• The request: In this exercise, return the whole listing exactly, excluding any images.

• Supplied data:
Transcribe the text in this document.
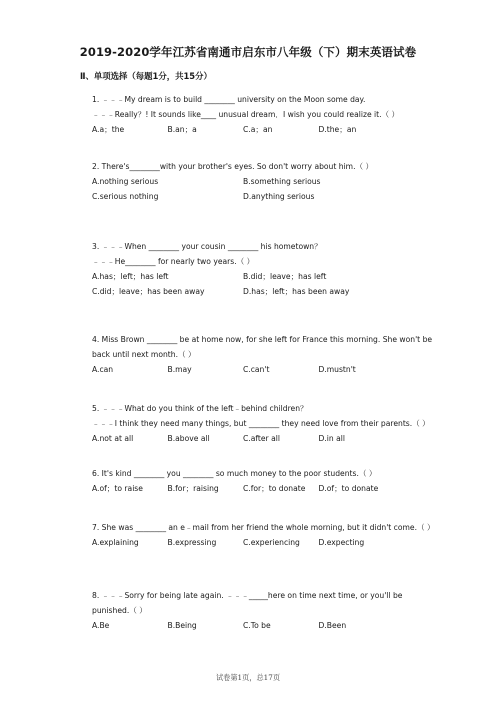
2019-2020学年江苏省南通市启东市八年级（下）期末英语试卷
Ⅱ、单项选择（每题1分，共15分）

1. ﹣﹣﹣My dream is to build ________ university on the Moon some day.

﹣﹣﹣Really？! It sounds like____ unusual dream．I wish you could realize it.（ ）

A.a；the	B.an；a	C.a；an	D.the；an

2. There's________with your brother's eyes. So don't worry about him.（ ）

A.nothing serious	B.something serious
C.serious nothing	D.anything serious

3. ﹣﹣﹣When ________ your cousin ________ his hometown？

﹣﹣﹣He________ for nearly two years.（ ）

A.has；left；has left	B.did；leave；has left
C.did；leave；has been away	D.has；left；has been away

4. Miss Brown ________ be at home now, for she left for France this morning. She won't be back until next month.（ ）

A.can	B.may	C.can't	D.mustn't

5. ﹣﹣﹣What do you think of the left﹣behind children？

﹣﹣﹣I think they need many things, but ________ they need love from their parents.（ ）

A.not at all	B.above all	C.after all	D.in all

6. It's kind ________ you ________ so much money to the poor students.（ ）

A.of；to raise	B.for；raising	C.for；to donate	D.of；to donate

7. She was ________ an e﹣mail from her friend the whole morning, but it didn't come.（ ）

A.explaining	B.expressing	C.experiencing	D.expecting

8. ﹣﹣﹣Sorry for being late again. ﹣﹣﹣_____here on time next time, or you'll be punished.（ ）

A.Be	B.Being	C.To be	D.Been
试卷第1页，总17页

• Problem solution:
Transcribe the text in this document.
2019-2020学年江苏省南通市启东市八年级（下）期末英语试卷
Ⅱ、单项选择（每题1分，共15分）

1. ﹣﹣﹣My dream is to build ________ university on the Moon some day.

﹣﹣﹣Really？! It sounds like____ unusual dream．I wish you could realize it.（ ）

A.a；the	B.an；a	C.a；an	D.the；an

2. There's________with your brother's eyes. So don't worry about him.（ ）

A.nothing serious	B.something serious
C.serious nothing	D.anything serious

3. ﹣﹣﹣When ________ your cousin ________ his hometown？

﹣﹣﹣He________ for nearly two years.（ ）

A.has；left；has left	B.did；leave；has left
C.did；leave；has been away	D.has；left；has been away

4. Miss Brown ________ be at home now, for she left for France this morning. She won't be back until next month.（ ）

A.can	B.may	C.can't	D.mustn't

5. ﹣﹣﹣What do you think of the left﹣behind children？

﹣﹣﹣I think they need many things, but ________ they need love from their parents.（ ）

A.not at all	B.above all	C.after all	D.in all

6. It's kind ________ you ________ so much money to the poor students.（ ）

A.of；to raise	B.for；raising	C.for；to donate	D.of；to donate

7. She was ________ an e﹣mail from her friend the whole morning, but it didn't come.（ ）

A.explaining	B.expressing	C.experiencing	D.expecting

8. ﹣﹣﹣Sorry for being late again. ﹣﹣﹣_____here on time next time, or you'll be punished.（ ）

A.Be	B.Being	C.To be	D.Been
试卷第1页，总17页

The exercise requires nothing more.